— start of INFORMATION GIVEN —

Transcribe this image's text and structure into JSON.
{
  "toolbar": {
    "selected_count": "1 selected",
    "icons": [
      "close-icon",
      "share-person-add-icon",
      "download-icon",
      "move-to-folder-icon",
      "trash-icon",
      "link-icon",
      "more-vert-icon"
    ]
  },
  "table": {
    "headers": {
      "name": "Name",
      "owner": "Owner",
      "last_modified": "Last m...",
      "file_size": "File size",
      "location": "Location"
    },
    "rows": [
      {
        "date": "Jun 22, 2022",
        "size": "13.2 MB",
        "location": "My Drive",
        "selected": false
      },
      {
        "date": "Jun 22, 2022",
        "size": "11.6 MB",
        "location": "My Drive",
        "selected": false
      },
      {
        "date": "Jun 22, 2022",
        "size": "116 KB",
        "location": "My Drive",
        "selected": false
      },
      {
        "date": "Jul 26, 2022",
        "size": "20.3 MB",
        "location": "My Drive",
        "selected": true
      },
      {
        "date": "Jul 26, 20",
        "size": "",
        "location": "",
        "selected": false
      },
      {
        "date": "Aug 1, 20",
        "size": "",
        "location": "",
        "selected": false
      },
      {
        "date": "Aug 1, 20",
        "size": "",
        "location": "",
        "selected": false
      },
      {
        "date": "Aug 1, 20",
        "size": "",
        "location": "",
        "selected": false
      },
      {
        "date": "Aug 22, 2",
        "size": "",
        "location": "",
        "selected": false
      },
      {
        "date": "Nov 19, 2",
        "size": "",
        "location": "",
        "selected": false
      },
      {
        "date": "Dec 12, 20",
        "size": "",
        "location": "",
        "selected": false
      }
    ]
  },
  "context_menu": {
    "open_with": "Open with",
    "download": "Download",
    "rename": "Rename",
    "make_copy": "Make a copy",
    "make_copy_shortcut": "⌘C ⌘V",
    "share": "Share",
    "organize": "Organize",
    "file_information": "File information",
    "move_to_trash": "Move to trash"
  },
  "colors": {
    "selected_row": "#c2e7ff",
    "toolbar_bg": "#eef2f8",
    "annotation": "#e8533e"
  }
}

— end of INFORMATION GIVEN —

- _WHAT THE EXERCISE ASKS_
Go through the material above and count the lines that contain "trash"; give that number alone.

- _CORRECT ANSWER_
2